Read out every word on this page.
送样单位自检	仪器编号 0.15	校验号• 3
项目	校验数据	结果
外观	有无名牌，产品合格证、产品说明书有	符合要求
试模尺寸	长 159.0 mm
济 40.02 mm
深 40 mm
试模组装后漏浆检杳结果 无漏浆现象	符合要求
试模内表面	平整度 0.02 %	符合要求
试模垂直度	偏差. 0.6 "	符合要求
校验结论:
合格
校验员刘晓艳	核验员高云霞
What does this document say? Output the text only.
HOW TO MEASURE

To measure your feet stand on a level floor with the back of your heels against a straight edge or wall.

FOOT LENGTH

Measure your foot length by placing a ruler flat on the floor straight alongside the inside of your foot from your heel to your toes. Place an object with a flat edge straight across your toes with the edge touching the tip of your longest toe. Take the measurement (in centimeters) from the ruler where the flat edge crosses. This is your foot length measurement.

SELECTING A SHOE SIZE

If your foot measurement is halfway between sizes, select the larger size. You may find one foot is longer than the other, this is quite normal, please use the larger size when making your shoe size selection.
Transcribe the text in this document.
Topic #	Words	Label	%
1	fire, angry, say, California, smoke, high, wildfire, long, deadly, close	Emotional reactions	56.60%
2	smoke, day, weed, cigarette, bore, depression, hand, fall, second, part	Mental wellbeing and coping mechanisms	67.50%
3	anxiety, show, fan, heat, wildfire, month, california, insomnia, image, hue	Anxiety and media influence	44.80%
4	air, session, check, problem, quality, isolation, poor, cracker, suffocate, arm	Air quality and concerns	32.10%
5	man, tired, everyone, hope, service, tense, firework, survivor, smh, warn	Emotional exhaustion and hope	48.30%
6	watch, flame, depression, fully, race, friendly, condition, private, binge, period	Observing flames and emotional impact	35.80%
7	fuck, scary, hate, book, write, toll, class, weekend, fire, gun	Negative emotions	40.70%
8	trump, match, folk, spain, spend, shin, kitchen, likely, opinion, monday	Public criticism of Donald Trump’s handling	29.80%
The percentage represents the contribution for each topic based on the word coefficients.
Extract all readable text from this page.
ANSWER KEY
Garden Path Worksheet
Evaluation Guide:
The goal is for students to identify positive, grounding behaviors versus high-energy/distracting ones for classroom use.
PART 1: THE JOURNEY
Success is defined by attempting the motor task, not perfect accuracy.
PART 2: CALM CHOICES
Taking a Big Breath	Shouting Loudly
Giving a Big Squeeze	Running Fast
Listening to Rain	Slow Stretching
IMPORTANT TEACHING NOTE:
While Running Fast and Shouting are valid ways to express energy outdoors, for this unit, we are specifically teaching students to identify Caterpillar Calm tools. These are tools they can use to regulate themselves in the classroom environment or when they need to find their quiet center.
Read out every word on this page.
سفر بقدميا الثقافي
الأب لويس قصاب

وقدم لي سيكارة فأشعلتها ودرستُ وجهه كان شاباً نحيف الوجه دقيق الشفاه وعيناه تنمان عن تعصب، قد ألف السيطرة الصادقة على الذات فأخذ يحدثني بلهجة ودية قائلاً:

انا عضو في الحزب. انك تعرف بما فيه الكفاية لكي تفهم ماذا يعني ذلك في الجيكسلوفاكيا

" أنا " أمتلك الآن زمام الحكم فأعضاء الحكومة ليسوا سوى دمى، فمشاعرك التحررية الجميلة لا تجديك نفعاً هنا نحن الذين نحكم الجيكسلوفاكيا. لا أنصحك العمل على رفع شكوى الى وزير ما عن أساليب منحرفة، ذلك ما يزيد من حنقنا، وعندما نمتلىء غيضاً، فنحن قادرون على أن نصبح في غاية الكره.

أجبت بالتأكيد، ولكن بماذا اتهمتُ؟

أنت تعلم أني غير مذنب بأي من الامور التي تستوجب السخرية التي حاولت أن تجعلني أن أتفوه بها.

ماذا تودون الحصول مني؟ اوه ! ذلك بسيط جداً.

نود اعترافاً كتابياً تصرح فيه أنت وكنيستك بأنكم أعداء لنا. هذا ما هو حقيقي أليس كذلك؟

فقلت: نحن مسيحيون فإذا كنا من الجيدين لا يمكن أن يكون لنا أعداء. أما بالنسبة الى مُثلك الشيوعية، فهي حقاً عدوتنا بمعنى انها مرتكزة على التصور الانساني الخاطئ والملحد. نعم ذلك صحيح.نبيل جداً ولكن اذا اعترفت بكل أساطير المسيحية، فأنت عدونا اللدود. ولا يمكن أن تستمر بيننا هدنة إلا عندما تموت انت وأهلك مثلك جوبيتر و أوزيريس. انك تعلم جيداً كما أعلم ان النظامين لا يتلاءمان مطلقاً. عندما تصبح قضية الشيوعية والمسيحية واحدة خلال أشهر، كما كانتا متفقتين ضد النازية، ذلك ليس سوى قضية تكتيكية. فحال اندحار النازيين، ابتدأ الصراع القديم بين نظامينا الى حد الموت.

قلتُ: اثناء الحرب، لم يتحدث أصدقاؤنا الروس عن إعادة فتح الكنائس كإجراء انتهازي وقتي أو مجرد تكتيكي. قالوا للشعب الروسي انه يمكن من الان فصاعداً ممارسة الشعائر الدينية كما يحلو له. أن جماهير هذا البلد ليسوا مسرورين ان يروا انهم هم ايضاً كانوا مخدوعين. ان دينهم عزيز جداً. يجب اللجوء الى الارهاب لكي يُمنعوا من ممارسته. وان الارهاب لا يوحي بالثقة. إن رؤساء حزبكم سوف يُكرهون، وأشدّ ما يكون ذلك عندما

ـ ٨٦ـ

++++++++++++++++++++

Problem description: Copy each line of the data exactly, leaving nothing out.

Solved exercise:
Read out every word on this page.
送样单位自检	仪器编号 0.15	校验号• 3
项目	校验数据	结果
外观	有无名牌，产品合格证、产品说明书有	符合要求
试模尺寸	长 159.0 mm
济 40.02 mm
深 40 mm
试模组装后漏浆检杳结果 无漏浆现象	符合要求
试模内表面	平整度 0.02 %	符合要求
试模垂直度	偏差. 0.6 "	符合要求
校验结论:
合格
校验员刘晓艳	核验员高云霞
What does this document say? Output the text only.
HOW TO MEASURE

To measure your feet stand on a level floor with the back of your heels against a straight edge or wall.

FOOT LENGTH

Measure your foot length by placing a ruler flat on the floor straight alongside the inside of your foot from your heel to your toes. Place an object with a flat edge straight across your toes with the edge touching the tip of your longest toe. Take the measurement (in centimeters) from the ruler where the flat edge crosses. This is your foot length measurement.

SELECTING A SHOE SIZE

If your foot measurement is halfway between sizes, select the larger size. You may find one foot is longer than the other, this is quite normal, please use the larger size when making your shoe size selection.
Transcribe the text in this document.
Topic #	Words	Label	%
1	fire, angry, say, California, smoke, high, wildfire, long, deadly, close	Emotional reactions	56.60%
2	smoke, day, weed, cigarette, bore, depression, hand, fall, second, part	Mental wellbeing and coping mechanisms	67.50%
3	anxiety, show, fan, heat, wildfire, month, california, insomnia, image, hue	Anxiety and media influence	44.80%
4	air, session, check, problem, quality, isolation, poor, cracker, suffocate, arm	Air quality and concerns	32.10%
5	man, tired, everyone, hope, service, tense, firework, survivor, smh, warn	Emotional exhaustion and hope	48.30%
6	watch, flame, depression, fully, race, friendly, condition, private, binge, period	Observing flames and emotional impact	35.80%
7	fuck, scary, hate, book, write, toll, class, weekend, fire, gun	Negative emotions	40.70%
8	trump, match, folk, spain, spend, shin, kitchen, likely, opinion, monday	Public criticism of Donald Trump’s handling	29.80%
The percentage represents the contribution for each topic based on the word coefficients.
Extract all readable text from this page.
ANSWER KEY
Garden Path Worksheet
Evaluation Guide:
The goal is for students to identify positive, grounding behaviors versus high-energy/distracting ones for classroom use.
PART 1: THE JOURNEY
Success is defined by attempting the motor task, not perfect accuracy.
PART 2: CALM CHOICES
Taking a Big Breath	Shouting Loudly
Giving a Big Squeeze	Running Fast
Listening to Rain	Slow Stretching
IMPORTANT TEACHING NOTE:
While Running Fast and Shouting are valid ways to express energy outdoors, for this unit, we are specifically teaching students to identify Caterpillar Calm tools. These are tools they can use to regulate themselves in the classroom environment or when they need to find their quiet center.
Read out every word on this page.
سفر بقدميا الثقافي
الأب لويس قصاب

وقدم لي سيكارة فأشعلتها ودرستُ وجهه كان شاباً نحيف الوجه دقيق الشفاه وعيناه تنمان عن تعصب، قد ألف السيطرة الصادقة على الذات فأخذ يحدثني بلهجة ودية قائلاً:

انا عضو في الحزب. انك تعرف بما فيه الكفاية لكي تفهم ماذا يعني ذلك في الجيكسلوفاكيا

" أنا " أمتلك الآن زمام الحكم فأعضاء الحكومة ليسوا سوى دمى، فمشاعرك التحررية الجميلة لا تجديك نفعاً هنا نحن الذين نحكم الجيكسلوفاكيا. لا أنصحك العمل على رفع شكوى الى وزير ما عن أساليب منحرفة، ذلك ما يزيد من حنقنا، وعندما نمتلىء غيضاً، فنحن قادرون على أن نصبح في غاية الكره.

أجبت بالتأكيد، ولكن بماذا اتهمتُ؟

أنت تعلم أني غير مذنب بأي من الامور التي تستوجب السخرية التي حاولت أن تجعلني أن أتفوه بها.

ماذا تودون الحصول مني؟ اوه ! ذلك بسيط جداً.

نود اعترافاً كتابياً تصرح فيه أنت وكنيستك بأنكم أعداء لنا. هذا ما هو حقيقي أليس كذلك؟

فقلت: نحن مسيحيون فإذا كنا من الجيدين لا يمكن أن يكون لنا أعداء. أما بالنسبة الى مُثلك الشيوعية، فهي حقاً عدوتنا بمعنى انها مرتكزة على التصور الانساني الخاطئ والملحد. نعم ذلك صحيح.نبيل جداً ولكن اذا اعترفت بكل أساطير المسيحية، فأنت عدونا اللدود. ولا يمكن أن تستمر بيننا هدنة إلا عندما تموت انت وأهلك مثلك جوبيتر و أوزيريس. انك تعلم جيداً كما أعلم ان النظامين لا يتلاءمان مطلقاً. عندما تصبح قضية الشيوعية والمسيحية واحدة خلال أشهر، كما كانتا متفقتين ضد النازية، ذلك ليس سوى قضية تكتيكية. فحال اندحار النازيين، ابتدأ الصراع القديم بين نظامينا الى حد الموت.

قلتُ: اثناء الحرب، لم يتحدث أصدقاؤنا الروس عن إعادة فتح الكنائس كإجراء انتهازي وقتي أو مجرد تكتيكي. قالوا للشعب الروسي انه يمكن من الان فصاعداً ممارسة الشعائر الدينية كما يحلو له. أن جماهير هذا البلد ليسوا مسرورين ان يروا انهم هم ايضاً كانوا مخدوعين. ان دينهم عزيز جداً. يجب اللجوء الى الارهاب لكي يُمنعوا من ممارسته. وان الارهاب لا يوحي بالثقة. إن رؤساء حزبكم سوف يُكرهون، وأشدّ ما يكون ذلك عندما

ـ ٨٦ـ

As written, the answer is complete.